_REQUIREMENT_
Make an exact copy of all the data.

_DATA ROWS_
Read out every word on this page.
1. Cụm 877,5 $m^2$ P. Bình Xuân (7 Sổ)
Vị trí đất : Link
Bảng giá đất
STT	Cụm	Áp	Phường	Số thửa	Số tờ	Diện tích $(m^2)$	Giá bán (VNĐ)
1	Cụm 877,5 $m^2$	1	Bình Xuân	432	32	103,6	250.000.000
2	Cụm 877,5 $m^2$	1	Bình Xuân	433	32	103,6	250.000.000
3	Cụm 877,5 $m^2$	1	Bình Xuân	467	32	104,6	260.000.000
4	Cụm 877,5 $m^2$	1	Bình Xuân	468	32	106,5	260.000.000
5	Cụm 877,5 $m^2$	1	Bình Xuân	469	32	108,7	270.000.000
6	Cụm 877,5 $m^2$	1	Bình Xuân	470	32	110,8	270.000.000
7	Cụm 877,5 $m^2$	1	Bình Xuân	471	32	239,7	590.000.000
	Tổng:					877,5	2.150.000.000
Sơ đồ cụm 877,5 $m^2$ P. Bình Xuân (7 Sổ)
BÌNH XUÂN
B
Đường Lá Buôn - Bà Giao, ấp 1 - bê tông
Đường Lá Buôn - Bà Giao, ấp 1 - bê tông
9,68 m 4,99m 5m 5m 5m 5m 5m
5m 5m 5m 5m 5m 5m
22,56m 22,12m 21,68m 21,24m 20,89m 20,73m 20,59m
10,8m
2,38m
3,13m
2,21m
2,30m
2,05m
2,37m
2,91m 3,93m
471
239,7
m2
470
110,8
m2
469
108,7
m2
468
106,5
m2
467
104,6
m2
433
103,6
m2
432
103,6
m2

_EXPECTED OUTPUT_
Read out every word on this page.
1. Cụm 877,5 $m^2$ P. Bình Xuân (7 Sổ)
Vị trí đất : Link
Bảng giá đất
STT	Cụm	Áp	Phường	Số thửa	Số tờ	Diện tích $(m^2)$	Giá bán (VNĐ)
1	Cụm 877,5 $m^2$	1	Bình Xuân	432	32	103,6	250.000.000
2	Cụm 877,5 $m^2$	1	Bình Xuân	433	32	103,6	250.000.000
3	Cụm 877,5 $m^2$	1	Bình Xuân	467	32	104,6	260.000.000
4	Cụm 877,5 $m^2$	1	Bình Xuân	468	32	106,5	260.000.000
5	Cụm 877,5 $m^2$	1	Bình Xuân	469	32	108,7	270.000.000
6	Cụm 877,5 $m^2$	1	Bình Xuân	470	32	110,8	270.000.000
7	Cụm 877,5 $m^2$	1	Bình Xuân	471	32	239,7	590.000.000
	Tổng:					877,5	2.150.000.000
Sơ đồ cụm 877,5 $m^2$ P. Bình Xuân (7 Sổ)
BÌNH XUÂN
B
Đường Lá Buôn - Bà Giao, ấp 1 - bê tông
Đường Lá Buôn - Bà Giao, ấp 1 - bê tông
9,68 m 4,99m 5m 5m 5m 5m 5m
5m 5m 5m 5m 5m 5m
22,56m 22,12m 21,68m 21,24m 20,89m 20,73m 20,59m
10,8m
2,38m
3,13m
2,21m
2,30m
2,05m
2,37m
2,91m 3,93m
471
239,7
m2
470
110,8
m2
469
108,7
m2
468
106,5
m2
467
104,6
m2
433
103,6
m2
432
103,6
m2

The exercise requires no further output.